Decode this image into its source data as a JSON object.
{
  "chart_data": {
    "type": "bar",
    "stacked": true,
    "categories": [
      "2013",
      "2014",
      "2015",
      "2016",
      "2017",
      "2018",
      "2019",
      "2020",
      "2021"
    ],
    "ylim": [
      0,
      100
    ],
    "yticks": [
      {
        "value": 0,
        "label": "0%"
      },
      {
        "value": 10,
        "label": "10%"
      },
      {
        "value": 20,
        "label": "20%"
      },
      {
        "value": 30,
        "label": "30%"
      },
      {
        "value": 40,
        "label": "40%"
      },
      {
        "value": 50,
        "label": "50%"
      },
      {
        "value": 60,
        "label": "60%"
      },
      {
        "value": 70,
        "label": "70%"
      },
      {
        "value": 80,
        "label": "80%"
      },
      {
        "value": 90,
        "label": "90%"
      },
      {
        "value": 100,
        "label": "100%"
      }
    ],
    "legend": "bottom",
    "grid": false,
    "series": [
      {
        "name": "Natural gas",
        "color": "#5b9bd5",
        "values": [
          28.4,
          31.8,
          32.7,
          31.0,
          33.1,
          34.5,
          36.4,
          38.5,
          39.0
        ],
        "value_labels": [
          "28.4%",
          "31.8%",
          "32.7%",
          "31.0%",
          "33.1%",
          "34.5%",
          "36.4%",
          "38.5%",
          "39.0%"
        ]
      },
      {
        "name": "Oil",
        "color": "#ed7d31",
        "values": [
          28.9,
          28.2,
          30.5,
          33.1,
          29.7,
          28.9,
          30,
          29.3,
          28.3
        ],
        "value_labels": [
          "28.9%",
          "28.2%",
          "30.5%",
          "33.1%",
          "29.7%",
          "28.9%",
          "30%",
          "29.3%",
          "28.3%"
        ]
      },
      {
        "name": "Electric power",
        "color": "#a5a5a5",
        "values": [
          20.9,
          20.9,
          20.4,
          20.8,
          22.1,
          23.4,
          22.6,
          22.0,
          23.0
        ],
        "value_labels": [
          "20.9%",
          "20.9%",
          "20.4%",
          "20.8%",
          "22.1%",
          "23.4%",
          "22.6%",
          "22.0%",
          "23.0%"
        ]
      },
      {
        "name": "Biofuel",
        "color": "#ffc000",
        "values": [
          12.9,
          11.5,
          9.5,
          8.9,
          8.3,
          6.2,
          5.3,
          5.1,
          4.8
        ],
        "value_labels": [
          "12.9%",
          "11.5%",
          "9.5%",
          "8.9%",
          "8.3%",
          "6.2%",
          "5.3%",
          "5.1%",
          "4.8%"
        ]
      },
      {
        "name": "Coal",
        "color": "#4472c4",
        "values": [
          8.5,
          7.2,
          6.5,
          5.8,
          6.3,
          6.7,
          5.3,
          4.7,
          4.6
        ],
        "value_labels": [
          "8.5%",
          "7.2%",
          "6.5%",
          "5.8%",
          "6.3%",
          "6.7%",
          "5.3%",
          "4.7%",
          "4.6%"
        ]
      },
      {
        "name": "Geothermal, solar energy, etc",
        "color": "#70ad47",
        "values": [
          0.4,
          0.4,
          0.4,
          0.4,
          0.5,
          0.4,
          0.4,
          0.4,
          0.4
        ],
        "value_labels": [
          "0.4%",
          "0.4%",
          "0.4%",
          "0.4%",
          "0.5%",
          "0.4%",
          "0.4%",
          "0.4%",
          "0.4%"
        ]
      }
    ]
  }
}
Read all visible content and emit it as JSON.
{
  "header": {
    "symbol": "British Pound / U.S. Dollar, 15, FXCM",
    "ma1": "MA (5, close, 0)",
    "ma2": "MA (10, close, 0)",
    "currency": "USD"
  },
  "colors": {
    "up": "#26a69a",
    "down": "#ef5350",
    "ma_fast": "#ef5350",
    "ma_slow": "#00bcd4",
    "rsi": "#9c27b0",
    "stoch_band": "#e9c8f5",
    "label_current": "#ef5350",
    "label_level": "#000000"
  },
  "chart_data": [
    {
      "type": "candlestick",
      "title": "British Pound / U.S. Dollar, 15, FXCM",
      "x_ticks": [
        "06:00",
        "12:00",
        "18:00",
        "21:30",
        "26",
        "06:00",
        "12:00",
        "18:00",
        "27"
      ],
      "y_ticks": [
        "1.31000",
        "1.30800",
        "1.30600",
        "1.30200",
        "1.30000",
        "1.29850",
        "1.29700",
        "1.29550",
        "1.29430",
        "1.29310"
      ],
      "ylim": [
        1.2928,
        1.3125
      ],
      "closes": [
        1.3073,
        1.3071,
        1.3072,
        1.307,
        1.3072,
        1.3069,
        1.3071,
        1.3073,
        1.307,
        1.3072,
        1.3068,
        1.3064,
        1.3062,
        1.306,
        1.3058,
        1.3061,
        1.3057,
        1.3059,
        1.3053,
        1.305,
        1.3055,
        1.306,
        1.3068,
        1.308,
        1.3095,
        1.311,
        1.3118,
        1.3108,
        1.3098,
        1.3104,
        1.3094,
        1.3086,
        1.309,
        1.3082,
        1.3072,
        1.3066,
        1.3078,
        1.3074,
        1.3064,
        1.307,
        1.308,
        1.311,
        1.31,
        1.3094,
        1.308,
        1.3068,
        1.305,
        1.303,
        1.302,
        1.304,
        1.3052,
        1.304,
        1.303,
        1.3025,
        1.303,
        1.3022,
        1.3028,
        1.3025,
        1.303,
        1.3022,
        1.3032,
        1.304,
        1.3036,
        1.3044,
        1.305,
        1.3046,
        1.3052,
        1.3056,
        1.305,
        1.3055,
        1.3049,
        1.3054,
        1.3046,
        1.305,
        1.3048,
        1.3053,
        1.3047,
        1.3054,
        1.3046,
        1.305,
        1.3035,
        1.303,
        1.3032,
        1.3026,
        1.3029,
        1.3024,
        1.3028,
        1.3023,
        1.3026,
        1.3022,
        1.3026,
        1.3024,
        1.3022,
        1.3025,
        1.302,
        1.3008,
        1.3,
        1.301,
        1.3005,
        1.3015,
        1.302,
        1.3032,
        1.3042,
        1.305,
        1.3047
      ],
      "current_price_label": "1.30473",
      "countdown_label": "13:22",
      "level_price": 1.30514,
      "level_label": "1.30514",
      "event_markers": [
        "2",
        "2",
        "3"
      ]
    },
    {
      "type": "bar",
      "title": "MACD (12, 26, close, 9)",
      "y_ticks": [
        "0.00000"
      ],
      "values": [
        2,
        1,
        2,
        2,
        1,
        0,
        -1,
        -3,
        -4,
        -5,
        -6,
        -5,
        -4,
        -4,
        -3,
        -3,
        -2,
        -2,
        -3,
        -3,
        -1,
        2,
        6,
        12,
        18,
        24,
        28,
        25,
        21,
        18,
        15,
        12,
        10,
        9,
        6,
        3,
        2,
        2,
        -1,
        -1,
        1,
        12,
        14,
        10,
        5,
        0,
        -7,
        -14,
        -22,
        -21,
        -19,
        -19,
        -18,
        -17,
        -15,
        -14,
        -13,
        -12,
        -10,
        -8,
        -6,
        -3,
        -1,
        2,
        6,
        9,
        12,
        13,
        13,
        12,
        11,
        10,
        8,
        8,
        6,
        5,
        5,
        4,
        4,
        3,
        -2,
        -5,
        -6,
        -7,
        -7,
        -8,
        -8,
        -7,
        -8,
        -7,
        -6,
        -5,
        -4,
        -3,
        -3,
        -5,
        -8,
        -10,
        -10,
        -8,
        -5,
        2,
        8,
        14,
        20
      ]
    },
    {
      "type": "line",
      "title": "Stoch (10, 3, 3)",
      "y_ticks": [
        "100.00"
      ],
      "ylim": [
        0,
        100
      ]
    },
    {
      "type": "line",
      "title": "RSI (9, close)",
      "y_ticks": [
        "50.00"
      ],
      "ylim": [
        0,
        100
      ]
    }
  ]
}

○ ○ ○ ○ ○ ○ ○

Read through the data and copy every line where "Dollar" shows up.

    "symbol": "British Pound / U.S. Dollar, 15, FXCM",
      "title": "British Pound / U.S. Dollar, 15, FXCM",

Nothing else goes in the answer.